(Stored items)
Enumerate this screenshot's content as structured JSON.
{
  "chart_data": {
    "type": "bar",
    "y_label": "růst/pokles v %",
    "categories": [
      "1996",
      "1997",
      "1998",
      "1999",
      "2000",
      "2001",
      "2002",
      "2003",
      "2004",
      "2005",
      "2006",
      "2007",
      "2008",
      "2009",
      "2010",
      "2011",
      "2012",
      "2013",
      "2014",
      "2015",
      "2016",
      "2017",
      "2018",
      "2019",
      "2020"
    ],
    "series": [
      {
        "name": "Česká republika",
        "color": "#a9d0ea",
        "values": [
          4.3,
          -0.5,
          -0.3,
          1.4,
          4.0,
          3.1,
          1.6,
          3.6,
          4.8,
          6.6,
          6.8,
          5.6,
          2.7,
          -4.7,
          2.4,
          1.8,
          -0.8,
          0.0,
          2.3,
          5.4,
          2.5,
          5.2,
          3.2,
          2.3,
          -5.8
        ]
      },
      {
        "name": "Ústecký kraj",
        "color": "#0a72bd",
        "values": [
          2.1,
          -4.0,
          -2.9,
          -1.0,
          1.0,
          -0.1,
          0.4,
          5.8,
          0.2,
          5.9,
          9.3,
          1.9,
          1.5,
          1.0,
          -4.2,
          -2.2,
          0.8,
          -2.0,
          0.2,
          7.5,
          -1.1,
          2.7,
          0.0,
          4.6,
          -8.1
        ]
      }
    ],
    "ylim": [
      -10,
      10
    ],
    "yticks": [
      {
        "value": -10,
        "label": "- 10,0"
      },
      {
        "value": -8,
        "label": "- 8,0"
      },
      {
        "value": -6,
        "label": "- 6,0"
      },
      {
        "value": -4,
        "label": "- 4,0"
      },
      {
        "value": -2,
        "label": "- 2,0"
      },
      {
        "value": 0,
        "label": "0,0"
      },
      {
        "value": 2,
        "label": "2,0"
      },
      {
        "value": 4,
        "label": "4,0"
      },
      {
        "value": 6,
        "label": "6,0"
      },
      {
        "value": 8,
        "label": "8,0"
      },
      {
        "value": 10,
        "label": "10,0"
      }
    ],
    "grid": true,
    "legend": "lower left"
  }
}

→ **What the task asks**: Look through the data above. Copy every line with the string "name" in it.

→ **Answer to the problem**:
        "name": "Česká republika",
        "name": "Ústecký kraj",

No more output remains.